:: WORK TO COMPLETE ::
Figure out how many lines of the material below contain the word "cabeza". Answer with the number only.

:: STORED ROWS ::
☆ ☆ ☆ ☆ ☆ ☆ ☆

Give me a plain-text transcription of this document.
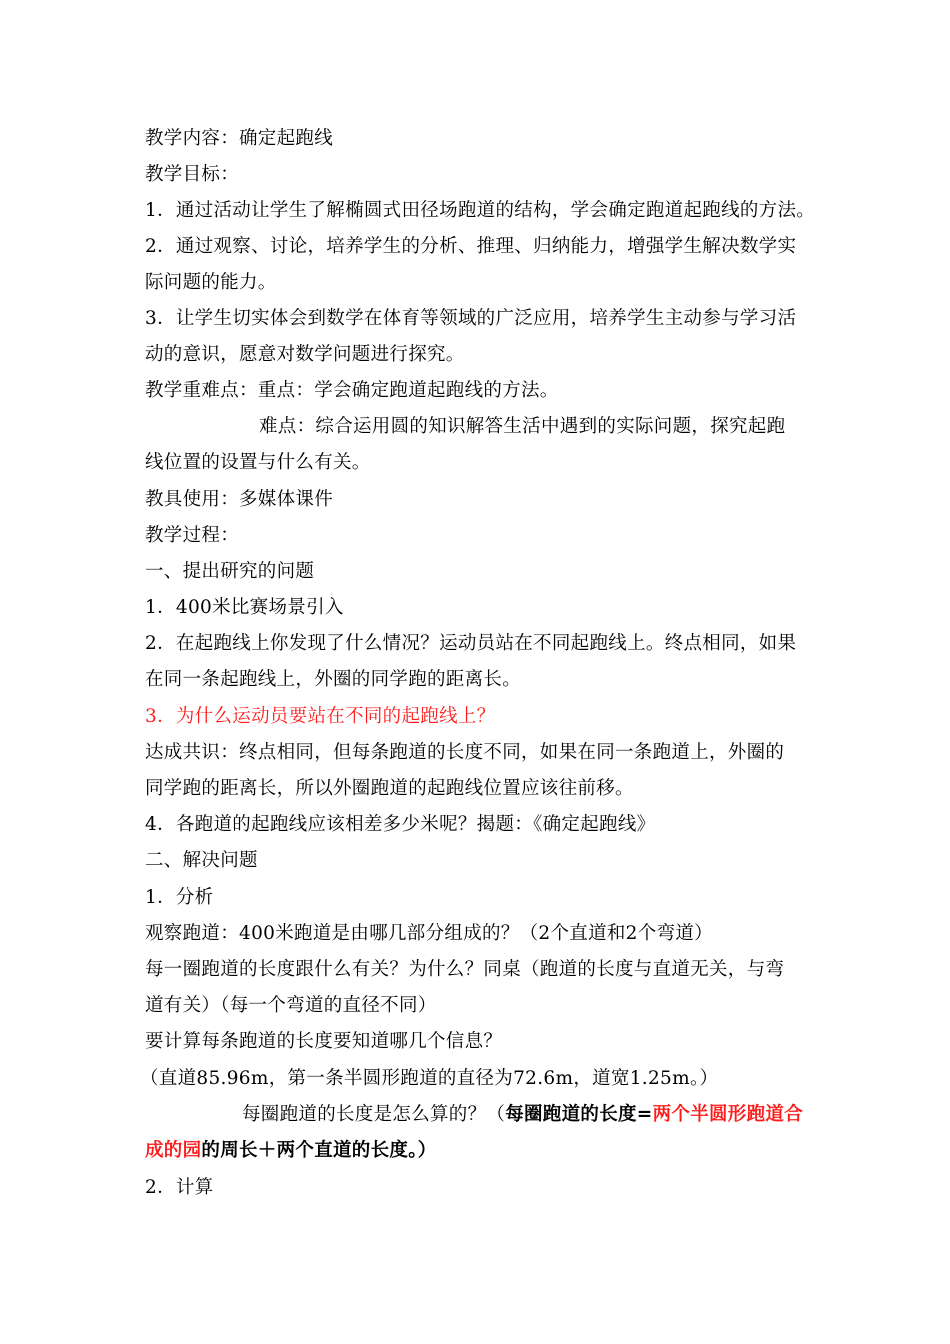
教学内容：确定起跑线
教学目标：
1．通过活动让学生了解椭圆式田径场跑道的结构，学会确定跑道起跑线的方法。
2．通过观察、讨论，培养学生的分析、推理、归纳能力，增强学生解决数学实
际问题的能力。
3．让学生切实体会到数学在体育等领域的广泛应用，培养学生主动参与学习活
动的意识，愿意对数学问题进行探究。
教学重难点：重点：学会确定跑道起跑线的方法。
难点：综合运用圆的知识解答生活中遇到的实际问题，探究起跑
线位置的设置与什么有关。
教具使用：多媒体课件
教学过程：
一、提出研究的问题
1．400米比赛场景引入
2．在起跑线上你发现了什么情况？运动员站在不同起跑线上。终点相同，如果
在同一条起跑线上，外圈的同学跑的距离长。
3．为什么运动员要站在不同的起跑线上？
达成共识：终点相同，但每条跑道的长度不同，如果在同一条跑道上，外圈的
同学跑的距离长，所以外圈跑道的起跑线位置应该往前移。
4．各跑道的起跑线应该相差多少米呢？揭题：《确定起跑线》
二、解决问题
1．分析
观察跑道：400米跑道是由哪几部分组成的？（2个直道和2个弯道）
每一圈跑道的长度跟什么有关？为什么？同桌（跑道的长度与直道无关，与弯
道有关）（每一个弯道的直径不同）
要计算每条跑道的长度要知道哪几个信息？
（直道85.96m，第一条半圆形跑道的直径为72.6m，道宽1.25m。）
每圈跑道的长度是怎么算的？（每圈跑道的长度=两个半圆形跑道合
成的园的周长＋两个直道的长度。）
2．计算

☆ ☆ ☆ ☆ ☆ ☆ ☆

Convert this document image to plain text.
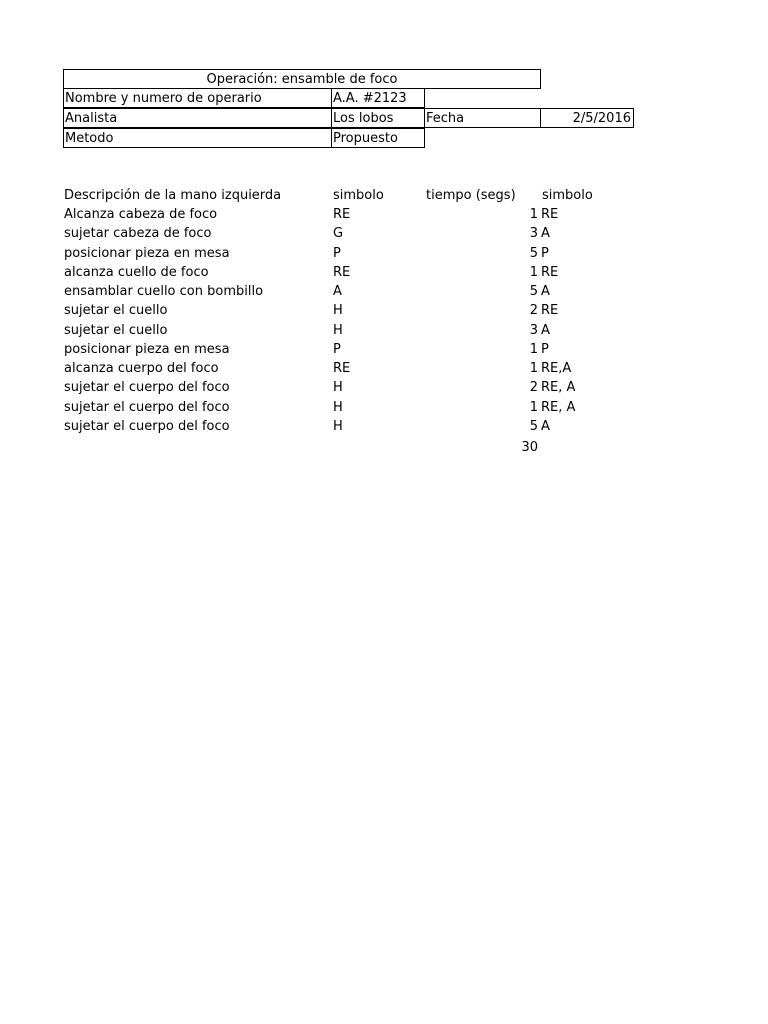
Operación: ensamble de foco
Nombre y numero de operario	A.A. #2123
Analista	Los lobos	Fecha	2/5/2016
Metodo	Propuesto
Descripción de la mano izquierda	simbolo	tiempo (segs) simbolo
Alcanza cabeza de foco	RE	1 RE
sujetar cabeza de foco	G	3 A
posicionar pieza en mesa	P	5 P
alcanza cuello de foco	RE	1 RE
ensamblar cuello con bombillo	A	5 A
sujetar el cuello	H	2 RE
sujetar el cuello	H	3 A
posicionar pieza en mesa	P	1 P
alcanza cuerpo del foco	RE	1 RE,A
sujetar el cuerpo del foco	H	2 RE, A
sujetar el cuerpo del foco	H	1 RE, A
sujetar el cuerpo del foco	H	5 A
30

☆ ☆ ☆ ☆ ☆ ☆ ☆

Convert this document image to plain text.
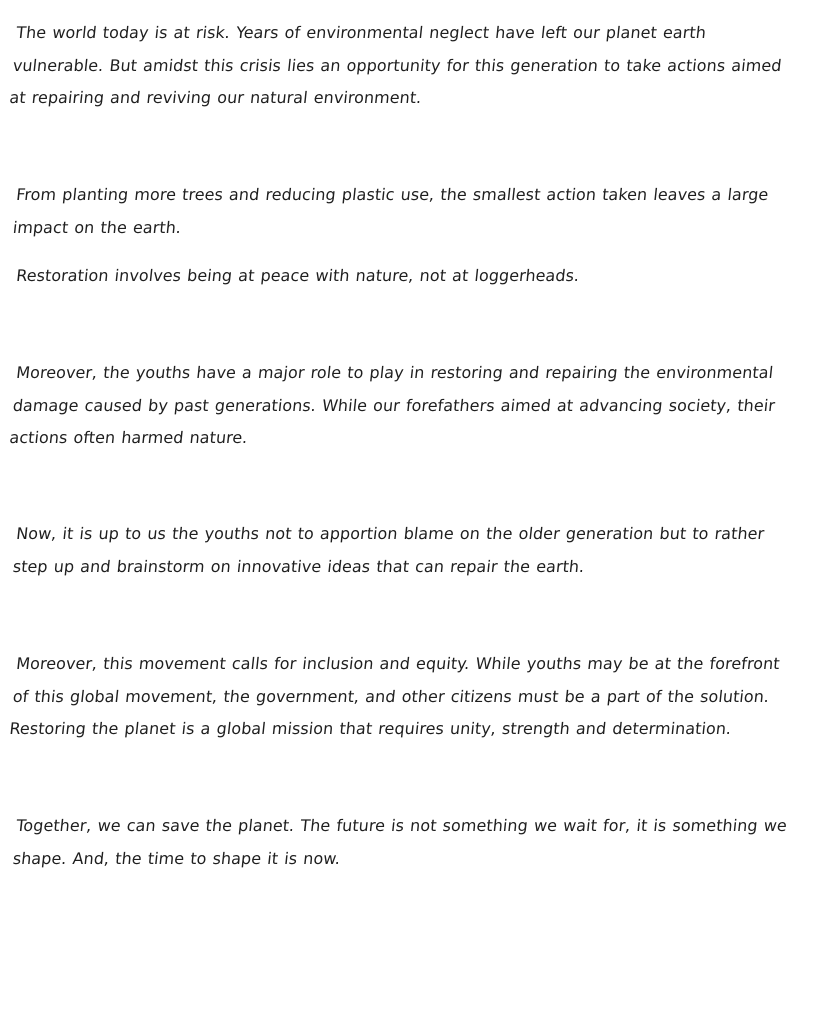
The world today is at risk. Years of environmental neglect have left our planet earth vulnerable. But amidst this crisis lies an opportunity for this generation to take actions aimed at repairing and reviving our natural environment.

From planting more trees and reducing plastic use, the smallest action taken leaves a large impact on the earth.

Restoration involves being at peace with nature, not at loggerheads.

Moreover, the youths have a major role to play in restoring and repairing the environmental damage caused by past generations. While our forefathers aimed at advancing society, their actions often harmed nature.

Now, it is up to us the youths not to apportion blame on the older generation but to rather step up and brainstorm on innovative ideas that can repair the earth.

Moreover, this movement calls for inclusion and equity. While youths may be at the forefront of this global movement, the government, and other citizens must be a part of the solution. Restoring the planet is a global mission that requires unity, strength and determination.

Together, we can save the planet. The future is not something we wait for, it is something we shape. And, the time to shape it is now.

☆ ☆ ☆ ☆ ☆ ☆ ☆

:: OUTPUT OF THE TASK ::
2